◆ **SHORT EXERCISE**: Transcribe the records below exactly.
━━━━━ RECORDS SUPPLIED ━━━━━
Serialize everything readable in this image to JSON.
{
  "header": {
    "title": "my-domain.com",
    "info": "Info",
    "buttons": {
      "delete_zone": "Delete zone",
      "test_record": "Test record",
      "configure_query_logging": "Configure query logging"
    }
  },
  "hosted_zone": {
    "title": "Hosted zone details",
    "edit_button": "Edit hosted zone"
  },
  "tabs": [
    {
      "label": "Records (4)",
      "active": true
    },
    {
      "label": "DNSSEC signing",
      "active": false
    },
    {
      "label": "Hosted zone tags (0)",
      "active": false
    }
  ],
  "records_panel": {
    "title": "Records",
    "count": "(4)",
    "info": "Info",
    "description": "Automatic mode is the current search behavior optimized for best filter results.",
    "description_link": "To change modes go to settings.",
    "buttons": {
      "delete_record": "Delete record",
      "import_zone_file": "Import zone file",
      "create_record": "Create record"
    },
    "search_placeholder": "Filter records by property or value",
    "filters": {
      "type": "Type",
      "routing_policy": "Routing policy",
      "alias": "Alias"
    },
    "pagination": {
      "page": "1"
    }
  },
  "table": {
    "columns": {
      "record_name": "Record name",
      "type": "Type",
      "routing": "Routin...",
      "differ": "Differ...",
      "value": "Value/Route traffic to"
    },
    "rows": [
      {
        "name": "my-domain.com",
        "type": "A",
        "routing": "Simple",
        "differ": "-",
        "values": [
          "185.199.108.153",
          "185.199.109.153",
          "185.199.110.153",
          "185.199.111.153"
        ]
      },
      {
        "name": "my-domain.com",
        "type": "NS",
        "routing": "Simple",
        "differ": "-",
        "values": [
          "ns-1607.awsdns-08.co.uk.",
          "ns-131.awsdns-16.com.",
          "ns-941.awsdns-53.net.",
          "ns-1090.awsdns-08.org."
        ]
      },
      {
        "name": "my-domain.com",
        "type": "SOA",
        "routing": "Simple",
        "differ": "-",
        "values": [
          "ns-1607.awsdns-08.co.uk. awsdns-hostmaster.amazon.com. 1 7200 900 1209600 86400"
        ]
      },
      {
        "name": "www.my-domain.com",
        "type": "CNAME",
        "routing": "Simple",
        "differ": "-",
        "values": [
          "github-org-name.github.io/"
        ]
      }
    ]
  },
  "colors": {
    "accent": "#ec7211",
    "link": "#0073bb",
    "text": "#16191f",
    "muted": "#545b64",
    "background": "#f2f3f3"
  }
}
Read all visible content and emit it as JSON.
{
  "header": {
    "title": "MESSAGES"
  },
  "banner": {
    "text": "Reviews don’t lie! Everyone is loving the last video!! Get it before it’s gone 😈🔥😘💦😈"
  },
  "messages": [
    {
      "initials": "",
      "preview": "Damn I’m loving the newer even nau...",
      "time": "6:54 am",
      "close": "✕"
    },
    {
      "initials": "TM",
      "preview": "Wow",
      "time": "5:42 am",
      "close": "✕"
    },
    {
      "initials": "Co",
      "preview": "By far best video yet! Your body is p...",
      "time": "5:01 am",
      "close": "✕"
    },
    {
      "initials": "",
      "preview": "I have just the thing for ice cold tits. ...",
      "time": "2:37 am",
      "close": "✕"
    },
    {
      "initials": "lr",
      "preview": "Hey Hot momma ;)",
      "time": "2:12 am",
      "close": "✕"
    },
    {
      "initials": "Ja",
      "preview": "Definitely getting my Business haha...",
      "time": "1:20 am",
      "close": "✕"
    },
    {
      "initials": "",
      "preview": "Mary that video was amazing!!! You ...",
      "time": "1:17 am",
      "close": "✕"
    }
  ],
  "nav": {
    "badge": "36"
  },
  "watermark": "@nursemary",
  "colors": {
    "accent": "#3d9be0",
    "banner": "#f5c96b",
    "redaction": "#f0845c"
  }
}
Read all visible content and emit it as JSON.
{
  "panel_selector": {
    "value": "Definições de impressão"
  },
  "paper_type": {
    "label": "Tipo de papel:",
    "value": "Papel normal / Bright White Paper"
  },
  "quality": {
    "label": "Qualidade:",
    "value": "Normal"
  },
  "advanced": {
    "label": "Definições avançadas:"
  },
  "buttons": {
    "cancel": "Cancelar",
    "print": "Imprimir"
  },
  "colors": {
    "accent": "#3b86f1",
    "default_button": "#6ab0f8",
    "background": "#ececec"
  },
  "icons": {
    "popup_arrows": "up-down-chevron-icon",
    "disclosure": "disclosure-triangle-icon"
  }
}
━━━━━
◆ **THE REPLY**:
Serialize everything readable in this image to JSON.
{
  "header": {
    "title": "my-domain.com",
    "info": "Info",
    "buttons": {
      "delete_zone": "Delete zone",
      "test_record": "Test record",
      "configure_query_logging": "Configure query logging"
    }
  },
  "hosted_zone": {
    "title": "Hosted zone details",
    "edit_button": "Edit hosted zone"
  },
  "tabs": [
    {
      "label": "Records (4)",
      "active": true
    },
    {
      "label": "DNSSEC signing",
      "active": false
    },
    {
      "label": "Hosted zone tags (0)",
      "active": false
    }
  ],
  "records_panel": {
    "title": "Records",
    "count": "(4)",
    "info": "Info",
    "description": "Automatic mode is the current search behavior optimized for best filter results.",
    "description_link": "To change modes go to settings.",
    "buttons": {
      "delete_record": "Delete record",
      "import_zone_file": "Import zone file",
      "create_record": "Create record"
    },
    "search_placeholder": "Filter records by property or value",
    "filters": {
      "type": "Type",
      "routing_policy": "Routing policy",
      "alias": "Alias"
    },
    "pagination": {
      "page": "1"
    }
  },
  "table": {
    "columns": {
      "record_name": "Record name",
      "type": "Type",
      "routing": "Routin...",
      "differ": "Differ...",
      "value": "Value/Route traffic to"
    },
    "rows": [
      {
        "name": "my-domain.com",
        "type": "A",
        "routing": "Simple",
        "differ": "-",
        "values": [
          "185.199.108.153",
          "185.199.109.153",
          "185.199.110.153",
          "185.199.111.153"
        ]
      },
      {
        "name": "my-domain.com",
        "type": "NS",
        "routing": "Simple",
        "differ": "-",
        "values": [
          "ns-1607.awsdns-08.co.uk.",
          "ns-131.awsdns-16.com.",
          "ns-941.awsdns-53.net.",
          "ns-1090.awsdns-08.org."
        ]
      },
      {
        "name": "my-domain.com",
        "type": "SOA",
        "routing": "Simple",
        "differ": "-",
        "values": [
          "ns-1607.awsdns-08.co.uk. awsdns-hostmaster.amazon.com. 1 7200 900 1209600 86400"
        ]
      },
      {
        "name": "www.my-domain.com",
        "type": "CNAME",
        "routing": "Simple",
        "differ": "-",
        "values": [
          "github-org-name.github.io/"
        ]
      }
    ]
  },
  "colors": {
    "accent": "#ec7211",
    "link": "#0073bb",
    "text": "#16191f",
    "muted": "#545b64",
    "background": "#f2f3f3"
  }
}
Read all visible content and emit it as JSON.
{
  "header": {
    "title": "MESSAGES"
  },
  "banner": {
    "text": "Reviews don’t lie! Everyone is loving the last video!! Get it before it’s gone 😈🔥😘💦😈"
  },
  "messages": [
    {
      "initials": "",
      "preview": "Damn I’m loving the newer even nau...",
      "time": "6:54 am",
      "close": "✕"
    },
    {
      "initials": "TM",
      "preview": "Wow",
      "time": "5:42 am",
      "close": "✕"
    },
    {
      "initials": "Co",
      "preview": "By far best video yet! Your body is p...",
      "time": "5:01 am",
      "close": "✕"
    },
    {
      "initials": "",
      "preview": "I have just the thing for ice cold tits. ...",
      "time": "2:37 am",
      "close": "✕"
    },
    {
      "initials": "lr",
      "preview": "Hey Hot momma ;)",
      "time": "2:12 am",
      "close": "✕"
    },
    {
      "initials": "Ja",
      "preview": "Definitely getting my Business haha...",
      "time": "1:20 am",
      "close": "✕"
    },
    {
      "initials": "",
      "preview": "Mary that video was amazing!!! You ...",
      "time": "1:17 am",
      "close": "✕"
    }
  ],
  "nav": {
    "badge": "36"
  },
  "watermark": "@nursemary",
  "colors": {
    "accent": "#3d9be0",
    "banner": "#f5c96b",
    "redaction": "#f0845c"
  }
}
Read all visible content and emit it as JSON.
{
  "panel_selector": {
    "value": "Definições de impressão"
  },
  "paper_type": {
    "label": "Tipo de papel:",
    "value": "Papel normal / Bright White Paper"
  },
  "quality": {
    "label": "Qualidade:",
    "value": "Normal"
  },
  "advanced": {
    "label": "Definições avançadas:"
  },
  "buttons": {
    "cancel": "Cancelar",
    "print": "Imprimir"
  },
  "colors": {
    "accent": "#3b86f1",
    "default_button": "#6ab0f8",
    "background": "#ececec"
  },
  "icons": {
    "popup_arrows": "up-down-chevron-icon",
    "disclosure": "disclosure-triangle-icon"
  }
}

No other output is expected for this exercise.